TASK TO COMPLETE:
In full and without deviation, write out the entries that follow.

>> Start THE INPUT

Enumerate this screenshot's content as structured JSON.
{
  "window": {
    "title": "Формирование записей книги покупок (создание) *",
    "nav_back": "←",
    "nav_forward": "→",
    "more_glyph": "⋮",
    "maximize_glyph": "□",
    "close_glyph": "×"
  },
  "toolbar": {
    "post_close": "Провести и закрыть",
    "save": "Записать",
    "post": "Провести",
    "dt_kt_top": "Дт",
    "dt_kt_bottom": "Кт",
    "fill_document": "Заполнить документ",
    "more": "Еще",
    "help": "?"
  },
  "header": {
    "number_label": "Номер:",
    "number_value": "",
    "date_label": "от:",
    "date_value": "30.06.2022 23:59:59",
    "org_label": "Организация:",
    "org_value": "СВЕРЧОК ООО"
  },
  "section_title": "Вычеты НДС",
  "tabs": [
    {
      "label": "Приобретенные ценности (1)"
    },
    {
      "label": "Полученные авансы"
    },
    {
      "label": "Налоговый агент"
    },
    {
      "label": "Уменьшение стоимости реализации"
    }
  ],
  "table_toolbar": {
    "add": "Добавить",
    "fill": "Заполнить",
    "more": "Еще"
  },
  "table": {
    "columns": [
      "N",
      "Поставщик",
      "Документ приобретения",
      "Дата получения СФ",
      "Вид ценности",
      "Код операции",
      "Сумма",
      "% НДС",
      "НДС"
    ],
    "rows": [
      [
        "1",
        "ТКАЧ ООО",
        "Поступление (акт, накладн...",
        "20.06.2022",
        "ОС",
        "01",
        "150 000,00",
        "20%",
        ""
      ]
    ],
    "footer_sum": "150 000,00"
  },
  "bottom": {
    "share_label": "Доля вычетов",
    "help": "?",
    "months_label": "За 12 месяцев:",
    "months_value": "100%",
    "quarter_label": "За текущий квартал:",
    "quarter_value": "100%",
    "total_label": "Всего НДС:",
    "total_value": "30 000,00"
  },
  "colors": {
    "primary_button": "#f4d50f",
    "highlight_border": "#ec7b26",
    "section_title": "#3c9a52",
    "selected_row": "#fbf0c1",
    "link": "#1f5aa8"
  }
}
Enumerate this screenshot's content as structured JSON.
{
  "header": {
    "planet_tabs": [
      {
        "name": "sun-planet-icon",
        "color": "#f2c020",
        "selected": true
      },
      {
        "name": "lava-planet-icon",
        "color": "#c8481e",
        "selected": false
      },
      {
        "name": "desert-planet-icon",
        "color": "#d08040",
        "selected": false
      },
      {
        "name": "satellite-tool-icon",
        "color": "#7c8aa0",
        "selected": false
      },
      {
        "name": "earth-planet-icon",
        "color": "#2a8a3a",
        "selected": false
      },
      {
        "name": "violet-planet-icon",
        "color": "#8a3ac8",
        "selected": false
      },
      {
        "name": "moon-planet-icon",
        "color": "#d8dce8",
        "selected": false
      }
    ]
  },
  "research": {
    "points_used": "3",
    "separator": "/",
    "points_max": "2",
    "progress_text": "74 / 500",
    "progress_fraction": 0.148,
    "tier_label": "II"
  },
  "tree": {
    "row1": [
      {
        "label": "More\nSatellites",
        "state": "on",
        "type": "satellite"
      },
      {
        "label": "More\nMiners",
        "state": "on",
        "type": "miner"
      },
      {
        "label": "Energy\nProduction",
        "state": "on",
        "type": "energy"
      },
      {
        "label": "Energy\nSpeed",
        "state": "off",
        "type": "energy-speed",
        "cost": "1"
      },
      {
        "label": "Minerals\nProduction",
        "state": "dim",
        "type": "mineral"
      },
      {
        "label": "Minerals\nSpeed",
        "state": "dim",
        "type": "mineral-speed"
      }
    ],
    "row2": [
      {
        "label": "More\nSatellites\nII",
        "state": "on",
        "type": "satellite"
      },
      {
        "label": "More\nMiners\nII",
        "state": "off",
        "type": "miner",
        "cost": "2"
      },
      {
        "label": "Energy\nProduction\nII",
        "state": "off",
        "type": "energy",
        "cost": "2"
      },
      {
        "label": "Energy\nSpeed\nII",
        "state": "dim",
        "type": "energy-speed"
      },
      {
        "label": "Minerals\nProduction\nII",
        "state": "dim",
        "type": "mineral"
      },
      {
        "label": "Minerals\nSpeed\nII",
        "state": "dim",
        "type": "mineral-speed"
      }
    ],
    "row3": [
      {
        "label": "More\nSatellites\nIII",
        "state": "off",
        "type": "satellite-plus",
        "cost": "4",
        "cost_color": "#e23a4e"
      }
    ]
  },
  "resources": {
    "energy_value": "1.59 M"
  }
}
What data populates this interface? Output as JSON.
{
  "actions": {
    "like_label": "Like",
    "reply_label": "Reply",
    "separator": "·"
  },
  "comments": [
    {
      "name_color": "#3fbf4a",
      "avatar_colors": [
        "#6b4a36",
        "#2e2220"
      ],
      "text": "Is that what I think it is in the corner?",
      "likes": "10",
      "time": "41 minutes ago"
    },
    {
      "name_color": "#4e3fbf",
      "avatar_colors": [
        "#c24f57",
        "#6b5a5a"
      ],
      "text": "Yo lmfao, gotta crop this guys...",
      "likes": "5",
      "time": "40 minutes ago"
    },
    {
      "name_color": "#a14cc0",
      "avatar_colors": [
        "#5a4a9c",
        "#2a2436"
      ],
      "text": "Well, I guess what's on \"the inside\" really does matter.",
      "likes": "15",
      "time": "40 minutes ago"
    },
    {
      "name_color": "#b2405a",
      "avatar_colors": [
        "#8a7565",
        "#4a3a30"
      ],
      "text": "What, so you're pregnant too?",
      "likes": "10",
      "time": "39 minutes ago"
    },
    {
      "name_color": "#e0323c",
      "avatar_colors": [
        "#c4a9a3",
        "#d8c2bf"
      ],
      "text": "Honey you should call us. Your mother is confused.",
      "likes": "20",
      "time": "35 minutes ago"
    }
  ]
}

>> End THE INPUT

EXPECTED ANSWER:
Enumerate this screenshot's content as structured JSON.
{
  "window": {
    "title": "Формирование записей книги покупок (создание) *",
    "nav_back": "←",
    "nav_forward": "→",
    "more_glyph": "⋮",
    "maximize_glyph": "□",
    "close_glyph": "×"
  },
  "toolbar": {
    "post_close": "Провести и закрыть",
    "save": "Записать",
    "post": "Провести",
    "dt_kt_top": "Дт",
    "dt_kt_bottom": "Кт",
    "fill_document": "Заполнить документ",
    "more": "Еще",
    "help": "?"
  },
  "header": {
    "number_label": "Номер:",
    "number_value": "",
    "date_label": "от:",
    "date_value": "30.06.2022 23:59:59",
    "org_label": "Организация:",
    "org_value": "СВЕРЧОК ООО"
  },
  "section_title": "Вычеты НДС",
  "tabs": [
    {
      "label": "Приобретенные ценности (1)"
    },
    {
      "label": "Полученные авансы"
    },
    {
      "label": "Налоговый агент"
    },
    {
      "label": "Уменьшение стоимости реализации"
    }
  ],
  "table_toolbar": {
    "add": "Добавить",
    "fill": "Заполнить",
    "more": "Еще"
  },
  "table": {
    "columns": [
      "N",
      "Поставщик",
      "Документ приобретения",
      "Дата получения СФ",
      "Вид ценности",
      "Код операции",
      "Сумма",
      "% НДС",
      "НДС"
    ],
    "rows": [
      [
        "1",
        "ТКАЧ ООО",
        "Поступление (акт, накладн...",
        "20.06.2022",
        "ОС",
        "01",
        "150 000,00",
        "20%",
        ""
      ]
    ],
    "footer_sum": "150 000,00"
  },
  "bottom": {
    "share_label": "Доля вычетов",
    "help": "?",
    "months_label": "За 12 месяцев:",
    "months_value": "100%",
    "quarter_label": "За текущий квартал:",
    "quarter_value": "100%",
    "total_label": "Всего НДС:",
    "total_value": "30 000,00"
  },
  "colors": {
    "primary_button": "#f4d50f",
    "highlight_border": "#ec7b26",
    "section_title": "#3c9a52",
    "selected_row": "#fbf0c1",
    "link": "#1f5aa8"
  }
}
Enumerate this screenshot's content as structured JSON.
{
  "header": {
    "planet_tabs": [
      {
        "name": "sun-planet-icon",
        "color": "#f2c020",
        "selected": true
      },
      {
        "name": "lava-planet-icon",
        "color": "#c8481e",
        "selected": false
      },
      {
        "name": "desert-planet-icon",
        "color": "#d08040",
        "selected": false
      },
      {
        "name": "satellite-tool-icon",
        "color": "#7c8aa0",
        "selected": false
      },
      {
        "name": "earth-planet-icon",
        "color": "#2a8a3a",
        "selected": false
      },
      {
        "name": "violet-planet-icon",
        "color": "#8a3ac8",
        "selected": false
      },
      {
        "name": "moon-planet-icon",
        "color": "#d8dce8",
        "selected": false
      }
    ]
  },
  "research": {
    "points_used": "3",
    "separator": "/",
    "points_max": "2",
    "progress_text": "74 / 500",
    "progress_fraction": 0.148,
    "tier_label": "II"
  },
  "tree": {
    "row1": [
      {
        "label": "More\nSatellites",
        "state": "on",
        "type": "satellite"
      },
      {
        "label": "More\nMiners",
        "state": "on",
        "type": "miner"
      },
      {
        "label": "Energy\nProduction",
        "state": "on",
        "type": "energy"
      },
      {
        "label": "Energy\nSpeed",
        "state": "off",
        "type": "energy-speed",
        "cost": "1"
      },
      {
        "label": "Minerals\nProduction",
        "state": "dim",
        "type": "mineral"
      },
      {
        "label": "Minerals\nSpeed",
        "state": "dim",
        "type": "mineral-speed"
      }
    ],
    "row2": [
      {
        "label": "More\nSatellites\nII",
        "state": "on",
        "type": "satellite"
      },
      {
        "label": "More\nMiners\nII",
        "state": "off",
        "type": "miner",
        "cost": "2"
      },
      {
        "label": "Energy\nProduction\nII",
        "state": "off",
        "type": "energy",
        "cost": "2"
      },
      {
        "label": "Energy\nSpeed\nII",
        "state": "dim",
        "type": "energy-speed"
      },
      {
        "label": "Minerals\nProduction\nII",
        "state": "dim",
        "type": "mineral"
      },
      {
        "label": "Minerals\nSpeed\nII",
        "state": "dim",
        "type": "mineral-speed"
      }
    ],
    "row3": [
      {
        "label": "More\nSatellites\nIII",
        "state": "off",
        "type": "satellite-plus",
        "cost": "4",
        "cost_color": "#e23a4e"
      }
    ]
  },
  "resources": {
    "energy_value": "1.59 M"
  }
}
What data populates this interface? Output as JSON.
{
  "actions": {
    "like_label": "Like",
    "reply_label": "Reply",
    "separator": "·"
  },
  "comments": [
    {
      "name_color": "#3fbf4a",
      "avatar_colors": [
        "#6b4a36",
        "#2e2220"
      ],
      "text": "Is that what I think it is in the corner?",
      "likes": "10",
      "time": "41 minutes ago"
    },
    {
      "name_color": "#4e3fbf",
      "avatar_colors": [
        "#c24f57",
        "#6b5a5a"
      ],
      "text": "Yo lmfao, gotta crop this guys...",
      "likes": "5",
      "time": "40 minutes ago"
    },
    {
      "name_color": "#a14cc0",
      "avatar_colors": [
        "#5a4a9c",
        "#2a2436"
      ],
      "text": "Well, I guess what's on \"the inside\" really does matter.",
      "likes": "15",
      "time": "40 minutes ago"
    },
    {
      "name_color": "#b2405a",
      "avatar_colors": [
        "#8a7565",
        "#4a3a30"
      ],
      "text": "What, so you're pregnant too?",
      "likes": "10",
      "time": "39 minutes ago"
    },
    {
      "name_color": "#e0323c",
      "avatar_colors": [
        "#c4a9a3",
        "#d8c2bf"
      ],
      "text": "Honey you should call us. Your mother is confused.",
      "likes": "20",
      "time": "35 minutes ago"
    }
  ]
}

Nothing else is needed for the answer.